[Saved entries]

◇ ◇ ◇ ◇

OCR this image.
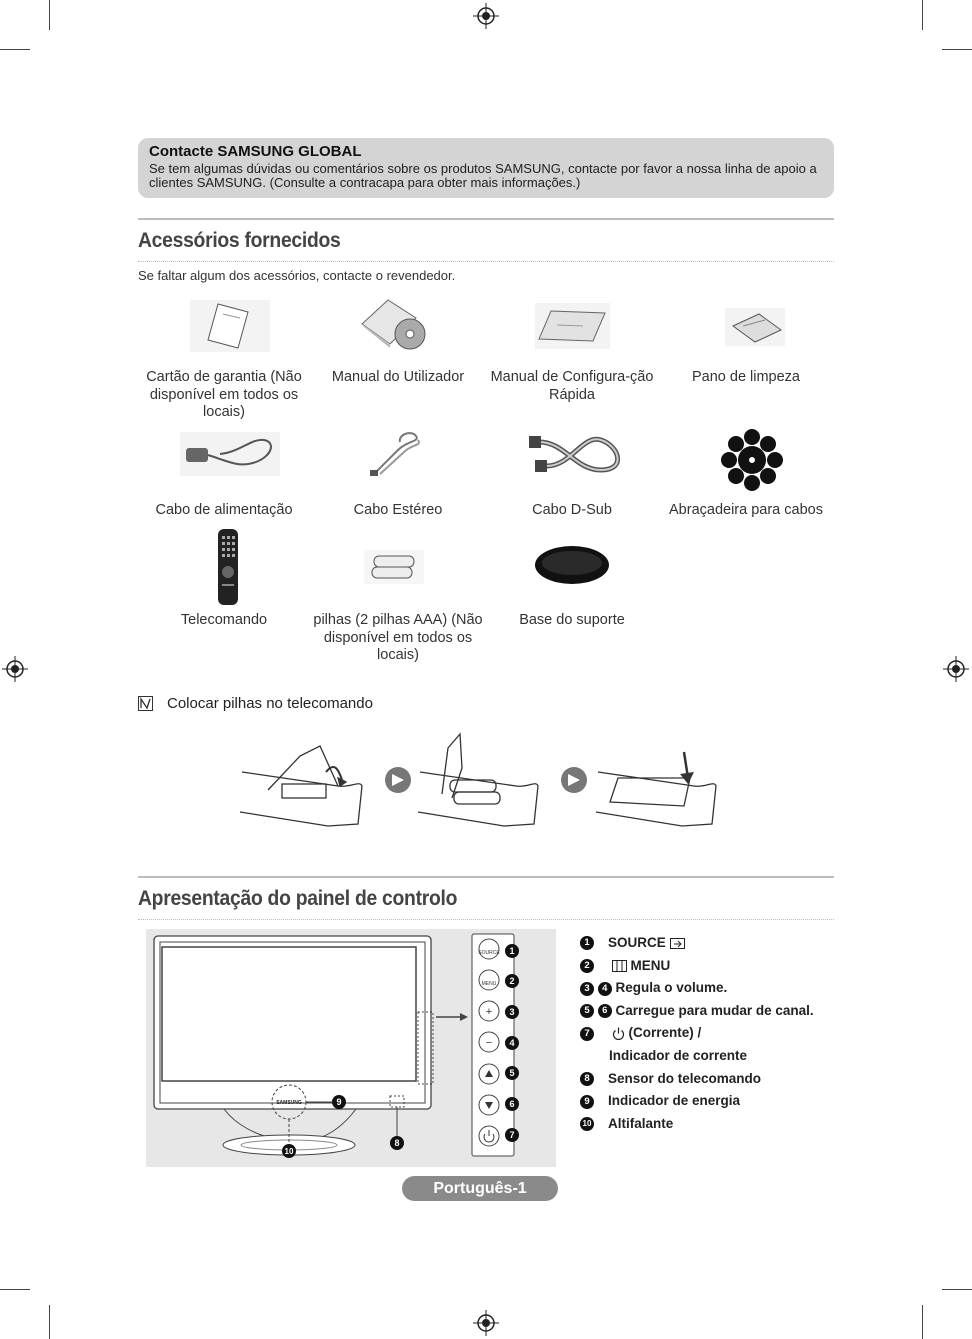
Contacte SAMSUNG GLOBAL
Se tem algumas dúvidas ou comentários sobre os produtos SAMSUNG, contacte por favor a nossa linha de apoio a clientes SAMSUNG. (Consulte a contracapa para obter mais informações.)
Acessórios fornecidos
Se faltar algum dos acessórios, contacte o revendedor.
Cartão de garantia (Não disponível em todos os locais)
Manual do Utilizador	Manual de Configura-ção Rápida
Pano de limpeza
Cabo de alimentação	Cabo Estéreo	Cabo D-Sub	Abraçadeira para cabos
Telecomando	pilhas (2 pilhas AAA) (Não disponível em todos os locais)
Base do suporte
Colocar pilhas no telecomando
Apresentação do painel de controlo
SAMSUNG
SOURCE
MENU
+
−
1
2
3
4
5
6
7
9
8
10
1 SOURCE
2	MENU
3 4 Regula o volume.
5 6 Carregue para mudar de canal.
7	(Corrente) /
Indicador de corrente
8 Sensor do telecomando
9 Indicador de energia
10 Altifalante
Português-1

◇ ◇ ◇ ◇

- [Short problem] From the listing above, collect every line that mentions the word "Indicador".

- [The completed task]
Indicador de corrente
9 Indicador de energia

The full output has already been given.